RECORDS TO PROCESS
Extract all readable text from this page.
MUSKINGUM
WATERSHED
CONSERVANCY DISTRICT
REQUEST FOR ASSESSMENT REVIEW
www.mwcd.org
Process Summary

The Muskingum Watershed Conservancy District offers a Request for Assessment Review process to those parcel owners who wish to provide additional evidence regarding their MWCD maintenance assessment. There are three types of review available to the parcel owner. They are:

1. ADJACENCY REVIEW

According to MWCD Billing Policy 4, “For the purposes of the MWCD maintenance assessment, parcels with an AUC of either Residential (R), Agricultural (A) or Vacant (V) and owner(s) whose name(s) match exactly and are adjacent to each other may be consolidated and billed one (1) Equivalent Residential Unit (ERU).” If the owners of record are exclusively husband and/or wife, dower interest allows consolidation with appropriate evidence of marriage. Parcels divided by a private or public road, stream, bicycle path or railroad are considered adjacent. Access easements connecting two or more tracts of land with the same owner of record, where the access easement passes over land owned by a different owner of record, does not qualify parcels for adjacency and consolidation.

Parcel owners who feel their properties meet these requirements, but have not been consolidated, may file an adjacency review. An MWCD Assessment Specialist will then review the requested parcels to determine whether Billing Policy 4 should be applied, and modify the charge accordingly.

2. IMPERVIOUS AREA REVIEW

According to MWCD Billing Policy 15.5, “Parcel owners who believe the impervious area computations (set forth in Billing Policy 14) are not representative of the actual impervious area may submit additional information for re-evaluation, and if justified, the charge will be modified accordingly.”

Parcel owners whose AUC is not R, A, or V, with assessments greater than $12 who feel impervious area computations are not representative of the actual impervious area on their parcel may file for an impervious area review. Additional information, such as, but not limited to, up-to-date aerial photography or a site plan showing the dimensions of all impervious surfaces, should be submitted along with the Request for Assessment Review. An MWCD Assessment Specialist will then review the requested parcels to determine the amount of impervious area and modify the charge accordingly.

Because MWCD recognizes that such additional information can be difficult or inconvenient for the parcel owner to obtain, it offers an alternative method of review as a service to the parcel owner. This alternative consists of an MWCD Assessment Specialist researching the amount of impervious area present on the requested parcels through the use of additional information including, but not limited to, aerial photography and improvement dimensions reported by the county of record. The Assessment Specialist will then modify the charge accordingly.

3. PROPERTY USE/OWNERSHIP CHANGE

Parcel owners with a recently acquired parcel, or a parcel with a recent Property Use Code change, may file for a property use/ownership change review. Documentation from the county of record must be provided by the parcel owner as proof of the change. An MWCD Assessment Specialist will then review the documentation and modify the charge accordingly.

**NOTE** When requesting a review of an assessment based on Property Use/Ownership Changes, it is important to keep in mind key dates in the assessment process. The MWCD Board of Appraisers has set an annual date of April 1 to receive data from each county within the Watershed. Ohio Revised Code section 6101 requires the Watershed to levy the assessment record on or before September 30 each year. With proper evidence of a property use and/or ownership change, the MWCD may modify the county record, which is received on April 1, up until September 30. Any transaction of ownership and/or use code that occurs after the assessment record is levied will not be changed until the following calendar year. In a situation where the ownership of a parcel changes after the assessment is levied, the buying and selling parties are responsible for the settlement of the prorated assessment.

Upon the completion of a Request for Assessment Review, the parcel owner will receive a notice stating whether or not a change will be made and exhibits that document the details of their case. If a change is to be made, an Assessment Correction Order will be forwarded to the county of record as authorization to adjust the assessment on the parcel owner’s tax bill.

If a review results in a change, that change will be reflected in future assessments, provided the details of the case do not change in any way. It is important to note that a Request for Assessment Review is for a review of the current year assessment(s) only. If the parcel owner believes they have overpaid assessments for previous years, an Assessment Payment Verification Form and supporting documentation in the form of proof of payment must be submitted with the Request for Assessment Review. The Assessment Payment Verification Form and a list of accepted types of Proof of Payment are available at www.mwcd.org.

INSTRUCTION
Repeat the material above in full, exactly as it stands.

FULL SOLUTION
Extract all readable text from this page.
MUSKINGUM
WATERSHED
CONSERVANCY DISTRICT
REQUEST FOR ASSESSMENT REVIEW
www.mwcd.org
Process Summary

The Muskingum Watershed Conservancy District offers a Request for Assessment Review process to those parcel owners who wish to provide additional evidence regarding their MWCD maintenance assessment. There are three types of review available to the parcel owner. They are:

1. ADJACENCY REVIEW

According to MWCD Billing Policy 4, “For the purposes of the MWCD maintenance assessment, parcels with an AUC of either Residential (R), Agricultural (A) or Vacant (V) and owner(s) whose name(s) match exactly and are adjacent to each other may be consolidated and billed one (1) Equivalent Residential Unit (ERU).” If the owners of record are exclusively husband and/or wife, dower interest allows consolidation with appropriate evidence of marriage. Parcels divided by a private or public road, stream, bicycle path or railroad are considered adjacent. Access easements connecting two or more tracts of land with the same owner of record, where the access easement passes over land owned by a different owner of record, does not qualify parcels for adjacency and consolidation.

Parcel owners who feel their properties meet these requirements, but have not been consolidated, may file an adjacency review. An MWCD Assessment Specialist will then review the requested parcels to determine whether Billing Policy 4 should be applied, and modify the charge accordingly.

2. IMPERVIOUS AREA REVIEW

According to MWCD Billing Policy 15.5, “Parcel owners who believe the impervious area computations (set forth in Billing Policy 14) are not representative of the actual impervious area may submit additional information for re-evaluation, and if justified, the charge will be modified accordingly.”

Parcel owners whose AUC is not R, A, or V, with assessments greater than $12 who feel impervious area computations are not representative of the actual impervious area on their parcel may file for an impervious area review. Additional information, such as, but not limited to, up-to-date aerial photography or a site plan showing the dimensions of all impervious surfaces, should be submitted along with the Request for Assessment Review. An MWCD Assessment Specialist will then review the requested parcels to determine the amount of impervious area and modify the charge accordingly.

Because MWCD recognizes that such additional information can be difficult or inconvenient for the parcel owner to obtain, it offers an alternative method of review as a service to the parcel owner. This alternative consists of an MWCD Assessment Specialist researching the amount of impervious area present on the requested parcels through the use of additional information including, but not limited to, aerial photography and improvement dimensions reported by the county of record. The Assessment Specialist will then modify the charge accordingly.

3. PROPERTY USE/OWNERSHIP CHANGE

Parcel owners with a recently acquired parcel, or a parcel with a recent Property Use Code change, may file for a property use/ownership change review. Documentation from the county of record must be provided by the parcel owner as proof of the change. An MWCD Assessment Specialist will then review the documentation and modify the charge accordingly.

**NOTE** When requesting a review of an assessment based on Property Use/Ownership Changes, it is important to keep in mind key dates in the assessment process. The MWCD Board of Appraisers has set an annual date of April 1 to receive data from each county within the Watershed. Ohio Revised Code section 6101 requires the Watershed to levy the assessment record on or before September 30 each year. With proper evidence of a property use and/or ownership change, the MWCD may modify the county record, which is received on April 1, up until September 30. Any transaction of ownership and/or use code that occurs after the assessment record is levied will not be changed until the following calendar year. In a situation where the ownership of a parcel changes after the assessment is levied, the buying and selling parties are responsible for the settlement of the prorated assessment.

Upon the completion of a Request for Assessment Review, the parcel owner will receive a notice stating whether or not a change will be made and exhibits that document the details of their case. If a change is to be made, an Assessment Correction Order will be forwarded to the county of record as authorization to adjust the assessment on the parcel owner’s tax bill.

If a review results in a change, that change will be reflected in future assessments, provided the details of the case do not change in any way. It is important to note that a Request for Assessment Review is for a review of the current year assessment(s) only. If the parcel owner believes they have overpaid assessments for previous years, an Assessment Payment Verification Form and supporting documentation in the form of proof of payment must be submitted with the Request for Assessment Review. The Assessment Payment Verification Form and a list of accepted types of Proof of Payment are available at www.mwcd.org.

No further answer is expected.